MATERIAL PROVIDED
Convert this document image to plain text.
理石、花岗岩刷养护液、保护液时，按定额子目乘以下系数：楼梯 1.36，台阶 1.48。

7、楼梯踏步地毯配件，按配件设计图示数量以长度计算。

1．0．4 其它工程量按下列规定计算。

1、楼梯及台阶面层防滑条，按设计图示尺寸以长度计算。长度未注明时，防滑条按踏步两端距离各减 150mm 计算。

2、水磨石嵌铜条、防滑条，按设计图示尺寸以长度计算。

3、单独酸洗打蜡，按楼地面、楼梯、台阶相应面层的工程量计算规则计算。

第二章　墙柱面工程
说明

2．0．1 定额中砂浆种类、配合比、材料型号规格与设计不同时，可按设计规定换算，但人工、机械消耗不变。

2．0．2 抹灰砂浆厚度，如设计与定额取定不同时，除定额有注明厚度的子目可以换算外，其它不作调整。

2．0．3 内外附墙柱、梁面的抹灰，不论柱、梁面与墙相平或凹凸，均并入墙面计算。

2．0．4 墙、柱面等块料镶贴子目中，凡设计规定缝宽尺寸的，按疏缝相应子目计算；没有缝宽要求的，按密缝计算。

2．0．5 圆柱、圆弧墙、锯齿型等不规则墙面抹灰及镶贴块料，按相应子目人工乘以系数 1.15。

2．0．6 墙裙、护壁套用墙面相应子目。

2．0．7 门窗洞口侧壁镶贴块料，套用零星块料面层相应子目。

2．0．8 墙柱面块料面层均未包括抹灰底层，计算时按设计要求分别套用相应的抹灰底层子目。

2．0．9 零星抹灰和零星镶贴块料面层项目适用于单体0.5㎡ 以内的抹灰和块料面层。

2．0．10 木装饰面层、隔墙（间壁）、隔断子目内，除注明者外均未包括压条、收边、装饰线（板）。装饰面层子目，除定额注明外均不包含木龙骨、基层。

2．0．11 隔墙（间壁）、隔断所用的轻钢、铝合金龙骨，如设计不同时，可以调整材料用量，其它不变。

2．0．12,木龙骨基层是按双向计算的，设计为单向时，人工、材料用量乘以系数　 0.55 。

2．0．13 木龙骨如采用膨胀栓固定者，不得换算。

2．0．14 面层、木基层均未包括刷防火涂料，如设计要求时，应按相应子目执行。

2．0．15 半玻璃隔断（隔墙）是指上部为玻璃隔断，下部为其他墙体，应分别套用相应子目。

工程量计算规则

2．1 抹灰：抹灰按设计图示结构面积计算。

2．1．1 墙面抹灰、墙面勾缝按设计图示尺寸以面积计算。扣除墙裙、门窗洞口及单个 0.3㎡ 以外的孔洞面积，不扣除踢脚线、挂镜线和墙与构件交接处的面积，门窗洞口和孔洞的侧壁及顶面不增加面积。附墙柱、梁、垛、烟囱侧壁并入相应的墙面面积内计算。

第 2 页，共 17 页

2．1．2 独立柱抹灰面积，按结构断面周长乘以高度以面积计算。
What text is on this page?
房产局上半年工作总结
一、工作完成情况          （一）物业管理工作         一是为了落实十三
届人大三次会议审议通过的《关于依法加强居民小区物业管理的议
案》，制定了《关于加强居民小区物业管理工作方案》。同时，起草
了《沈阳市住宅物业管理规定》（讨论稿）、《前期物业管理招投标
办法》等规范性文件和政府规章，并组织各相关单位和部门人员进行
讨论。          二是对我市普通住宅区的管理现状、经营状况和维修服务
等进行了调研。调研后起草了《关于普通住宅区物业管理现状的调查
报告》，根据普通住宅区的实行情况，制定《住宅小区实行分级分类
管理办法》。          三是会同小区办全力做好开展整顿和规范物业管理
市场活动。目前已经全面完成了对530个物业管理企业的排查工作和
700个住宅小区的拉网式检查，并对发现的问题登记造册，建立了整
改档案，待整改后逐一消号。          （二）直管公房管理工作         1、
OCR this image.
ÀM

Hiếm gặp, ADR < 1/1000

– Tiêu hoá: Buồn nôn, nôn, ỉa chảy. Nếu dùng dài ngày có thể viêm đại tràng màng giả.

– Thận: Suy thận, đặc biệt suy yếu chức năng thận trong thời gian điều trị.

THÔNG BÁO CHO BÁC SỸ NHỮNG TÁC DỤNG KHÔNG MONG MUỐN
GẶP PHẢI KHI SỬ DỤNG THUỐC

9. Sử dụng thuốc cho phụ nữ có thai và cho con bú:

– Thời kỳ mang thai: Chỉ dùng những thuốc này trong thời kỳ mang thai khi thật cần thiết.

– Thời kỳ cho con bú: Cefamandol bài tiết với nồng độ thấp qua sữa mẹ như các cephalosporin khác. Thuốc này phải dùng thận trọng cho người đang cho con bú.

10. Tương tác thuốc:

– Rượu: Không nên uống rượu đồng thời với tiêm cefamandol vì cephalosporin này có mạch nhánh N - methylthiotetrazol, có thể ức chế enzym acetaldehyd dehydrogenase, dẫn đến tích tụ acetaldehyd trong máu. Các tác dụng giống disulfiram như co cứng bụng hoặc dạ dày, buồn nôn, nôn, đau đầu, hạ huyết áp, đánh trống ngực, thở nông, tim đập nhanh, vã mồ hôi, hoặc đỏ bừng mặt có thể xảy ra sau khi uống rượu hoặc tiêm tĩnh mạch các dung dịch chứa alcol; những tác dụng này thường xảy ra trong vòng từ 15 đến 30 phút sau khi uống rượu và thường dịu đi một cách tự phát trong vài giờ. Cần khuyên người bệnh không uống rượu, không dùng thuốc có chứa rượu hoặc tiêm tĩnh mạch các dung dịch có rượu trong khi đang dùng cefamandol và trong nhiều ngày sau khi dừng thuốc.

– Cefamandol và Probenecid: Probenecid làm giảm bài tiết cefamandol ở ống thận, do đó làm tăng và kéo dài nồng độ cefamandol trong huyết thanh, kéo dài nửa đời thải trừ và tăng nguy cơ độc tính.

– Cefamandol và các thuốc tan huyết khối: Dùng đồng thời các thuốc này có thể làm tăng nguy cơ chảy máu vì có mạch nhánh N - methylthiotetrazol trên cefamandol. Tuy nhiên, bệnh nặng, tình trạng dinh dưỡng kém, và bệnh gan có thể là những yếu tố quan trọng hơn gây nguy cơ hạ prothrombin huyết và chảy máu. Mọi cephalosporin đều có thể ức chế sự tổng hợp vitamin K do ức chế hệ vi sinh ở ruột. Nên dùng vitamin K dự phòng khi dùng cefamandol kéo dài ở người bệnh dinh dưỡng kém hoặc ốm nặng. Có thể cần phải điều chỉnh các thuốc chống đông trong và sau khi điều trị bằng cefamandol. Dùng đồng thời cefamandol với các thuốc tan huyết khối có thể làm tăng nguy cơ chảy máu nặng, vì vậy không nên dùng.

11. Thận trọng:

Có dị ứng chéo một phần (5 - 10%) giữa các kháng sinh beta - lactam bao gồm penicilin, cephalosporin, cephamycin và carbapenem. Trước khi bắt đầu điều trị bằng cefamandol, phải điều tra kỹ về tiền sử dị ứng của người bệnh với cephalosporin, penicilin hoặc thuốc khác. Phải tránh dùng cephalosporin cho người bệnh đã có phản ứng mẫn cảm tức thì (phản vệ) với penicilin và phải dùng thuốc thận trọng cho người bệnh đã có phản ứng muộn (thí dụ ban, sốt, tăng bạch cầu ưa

TASK TO COMPLETE
Above are records; say how many of their lines contain the word "text", giving only the number.

ANSWER TO THE EXERCISE
2